▶ [Text shown]
━━━━━━━━

The network test/emulation system receives AI model training dataset related input from a user, analyzes or processes the input information, and configures test traffic generation and network emulation resources to generate AI model training data that may be captured during test case execution and used to supplement the user's existing AI model training dataset(s). Such data may include network topology information and collected network configuration data, topology data, operational data (e.g., switch/router queue congestion status, link utilization/congestion status data, network resource utilization, etc.), traffic data (e.g., control plane traffic types and amounts, data plane traffic amounts and types, etc.), performance metric data (e.g., packet latency, jitter, throughput capacity, memory utilization, compute resource utilization, etc.), etc.
Examples of such supplementation include, but are not limited to, generating additional records or entries that are added to a user's existing Al model training dataset(s), and generating additional parameters and associated values that are appended to the user's existing AI model training dataset(s).
In general, the subject matter described herein enables users to increase the size, diversity, and robustness of their AI model training datasets by intelligently supplementing their existing AI model training data with test system-generated synthetic training data.
The network test/emulation system described herein can be given a user's live network configuration/operational parameters, as well as the training dataset(s) that they created from live network observations (e.g., a JavaScript object notation (JSON) file, etc.), or a desired AI model training set data structure (e.g., a data structure definition/format, etc.).
The network test/emulation system described herein analyzes the provided training dataset(s) information and associated configuration/operational parameters and automatically creates an Al model training data creation plan that can be executed by the test system.

━━━━━━━━

▶ [Recorded information]
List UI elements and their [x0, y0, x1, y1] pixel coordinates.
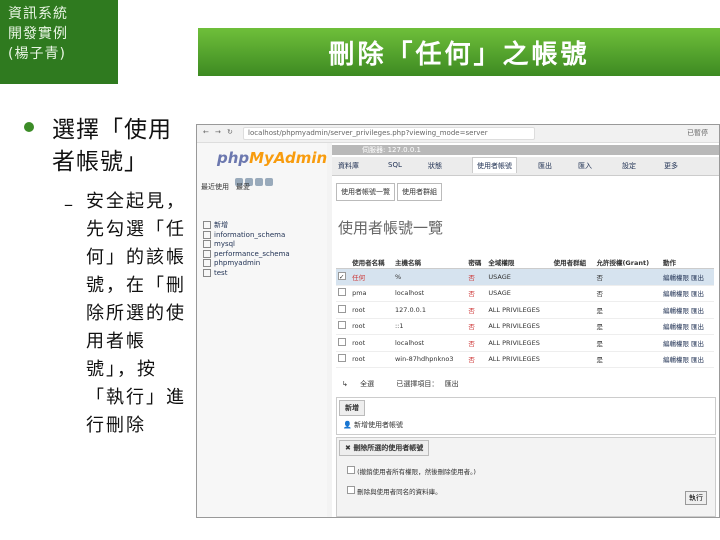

━━━━━━━━

▶ [Work to do] Condense the paragraph of the network test/emulation text that begins "The network test/emulation system receives" into a short bulleted list that keeps its main facts.

▶ [Response to this exercise]
- The system receives AI model training dataset input from a user and analyzes or processes it.
- It configures test traffic generation and network emulation resources to produce AI model training data.
- This data can be captured while test cases run and used to supplement the user's existing training datasets.
- The data may include:
  - network topology information and collected network configuration data
  - operational data, such as queue congestion, link utilization and resource utilization
  - traffic data, such as control plane and data plane traffic types and amounts
  - performance metrics, such as packet latency, jitter, throughput capacity, and memory and compute utilization